Música avanzada. No sé si esa etiqueta que se le aplica a la electrónica de vanguardia tiene que ver con su público, con el contenido o con ambas. No es mi plaza, eso está claro, aunque a veces me asomo y disfruto, otras me asomo y me aburro, otras me asomo y me angustio. Para todos esos sentimientos hay lugar en el Mira, una apuesta de lo más valiente, arriesgada e interesante para quien tiene un poco de curiosidad o un Instagram que cuidar.

Allí me planté, en Fabra i Coats, el sábado pasado con más ganas de desconectar y pasarlo bien que de ponerme unas gafas de pasta y la mano en el mentón. Desconfío al tiempo que me apasiona todo lo que lleve la etiqueta de vanguardia. La samba en las favelas, las batucadas de los esclavos y el jazz en los clubes de New Orleans también fueron vanguardia y, en general, reconozco que me atrae más la cultura experimental que nace del barro que la que lo hace en pisos grandes de burgueses con tiempo libre para los vacíos existenciales. No digo que todo sea eso en la electrónica, está claro, y pese a mi ignorancia gente como Jon Hopkins, Talabot o Four Tet me hacen sentir cosas, que de eso se trata.

Reconozco que me aburrí soberanamente en muchos ratos del Mira, ansioso como soy de chutarme diversión en vena. Seefeel sonó realmente bien y los vídeos eran evocadores, pero tal linealidad de sonido despertó más de un bostezo, en mí y en los atentos seguidores de las primeras filas. “Le faltan unas capas”, aportaba un avanzado. Yo a veces miraba el Comunio porque en el Girona-Leganés tenía a Pedro Porro y a Óscar Rodríguez y espero que se reconozca como aportación y metáfora a un festival de arte digital.

**Instrucción de trabajo**
Por favor, escribe sin cambios todo lo que aparece en el texto sobre el festival Mira desde "Música avanzada. No" hasta "Instagram que cuidar.".

[Entradas de datos guardadas]
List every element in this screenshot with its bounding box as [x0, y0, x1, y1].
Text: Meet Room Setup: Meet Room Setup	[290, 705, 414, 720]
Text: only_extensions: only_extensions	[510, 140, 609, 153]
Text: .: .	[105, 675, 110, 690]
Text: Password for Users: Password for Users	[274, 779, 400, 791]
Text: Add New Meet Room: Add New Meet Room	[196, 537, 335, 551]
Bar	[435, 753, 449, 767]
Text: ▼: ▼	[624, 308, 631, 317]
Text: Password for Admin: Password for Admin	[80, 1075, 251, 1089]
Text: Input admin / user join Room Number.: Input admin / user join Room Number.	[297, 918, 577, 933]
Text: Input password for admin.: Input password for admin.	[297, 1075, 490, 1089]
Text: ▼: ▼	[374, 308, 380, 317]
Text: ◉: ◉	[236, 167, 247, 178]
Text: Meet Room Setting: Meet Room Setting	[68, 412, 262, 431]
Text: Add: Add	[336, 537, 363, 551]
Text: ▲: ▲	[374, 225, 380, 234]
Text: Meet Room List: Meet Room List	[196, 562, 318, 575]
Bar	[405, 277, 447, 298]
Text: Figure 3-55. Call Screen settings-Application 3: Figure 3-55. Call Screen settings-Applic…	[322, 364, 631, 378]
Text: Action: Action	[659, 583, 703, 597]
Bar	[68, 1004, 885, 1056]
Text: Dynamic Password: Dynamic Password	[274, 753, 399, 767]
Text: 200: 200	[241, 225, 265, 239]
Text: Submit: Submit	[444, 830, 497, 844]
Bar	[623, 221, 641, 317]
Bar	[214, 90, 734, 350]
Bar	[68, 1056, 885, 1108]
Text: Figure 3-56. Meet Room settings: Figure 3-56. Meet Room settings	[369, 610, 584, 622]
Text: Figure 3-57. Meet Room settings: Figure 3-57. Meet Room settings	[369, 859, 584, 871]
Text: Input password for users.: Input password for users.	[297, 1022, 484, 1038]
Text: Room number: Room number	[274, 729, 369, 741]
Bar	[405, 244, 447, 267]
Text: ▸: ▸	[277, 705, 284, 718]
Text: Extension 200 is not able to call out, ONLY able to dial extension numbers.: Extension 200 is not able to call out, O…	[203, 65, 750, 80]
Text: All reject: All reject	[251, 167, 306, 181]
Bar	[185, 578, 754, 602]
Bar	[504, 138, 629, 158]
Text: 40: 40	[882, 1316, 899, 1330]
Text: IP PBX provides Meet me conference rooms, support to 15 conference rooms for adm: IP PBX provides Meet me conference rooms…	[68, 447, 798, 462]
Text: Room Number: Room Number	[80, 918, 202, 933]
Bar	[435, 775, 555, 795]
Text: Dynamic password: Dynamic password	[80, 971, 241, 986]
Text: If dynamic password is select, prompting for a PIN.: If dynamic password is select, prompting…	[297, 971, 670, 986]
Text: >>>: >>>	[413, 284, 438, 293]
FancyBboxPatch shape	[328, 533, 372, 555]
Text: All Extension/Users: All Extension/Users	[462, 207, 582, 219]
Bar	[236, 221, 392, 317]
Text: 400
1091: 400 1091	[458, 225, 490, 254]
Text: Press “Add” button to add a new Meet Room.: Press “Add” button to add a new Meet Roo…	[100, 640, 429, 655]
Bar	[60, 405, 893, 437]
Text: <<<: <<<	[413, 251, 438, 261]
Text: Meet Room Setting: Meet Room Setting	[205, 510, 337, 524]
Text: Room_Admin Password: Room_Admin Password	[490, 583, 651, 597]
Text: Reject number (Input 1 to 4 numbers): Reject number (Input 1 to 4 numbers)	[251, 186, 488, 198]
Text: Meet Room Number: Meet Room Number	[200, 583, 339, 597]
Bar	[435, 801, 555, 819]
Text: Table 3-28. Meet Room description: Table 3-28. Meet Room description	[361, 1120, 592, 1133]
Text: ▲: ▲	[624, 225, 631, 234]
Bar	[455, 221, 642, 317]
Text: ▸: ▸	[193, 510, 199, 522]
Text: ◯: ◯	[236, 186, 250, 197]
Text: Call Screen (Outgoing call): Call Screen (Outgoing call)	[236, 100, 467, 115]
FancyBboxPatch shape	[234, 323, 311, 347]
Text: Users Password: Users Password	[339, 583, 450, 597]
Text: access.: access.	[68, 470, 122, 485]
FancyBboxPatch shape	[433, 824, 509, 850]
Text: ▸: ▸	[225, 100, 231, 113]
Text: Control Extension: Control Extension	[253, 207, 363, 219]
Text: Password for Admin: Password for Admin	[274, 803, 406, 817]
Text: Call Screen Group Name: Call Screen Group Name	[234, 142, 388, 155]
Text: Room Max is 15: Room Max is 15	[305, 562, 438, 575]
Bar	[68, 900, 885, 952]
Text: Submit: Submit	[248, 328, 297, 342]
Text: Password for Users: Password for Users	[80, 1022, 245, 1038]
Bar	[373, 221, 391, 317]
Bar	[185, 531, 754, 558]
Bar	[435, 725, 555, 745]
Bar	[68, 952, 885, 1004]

**Resultado de la tarea**
Música avanzada. No sé si esa etiqueta que se le aplica a la electrónica de vanguardia tiene que ver con su público, con el contenido o con ambas. No es mi plaza, eso está claro, aunque a veces me asomo y disfruto, otras me asomo y me aburro, otras me asomo y me angustio. Para todos esos sentimientos hay lugar en el Mira, una apuesta de lo más valiente, arriesgada e interesante para quien tiene un poco de curiosidad o un Instagram que cuidar.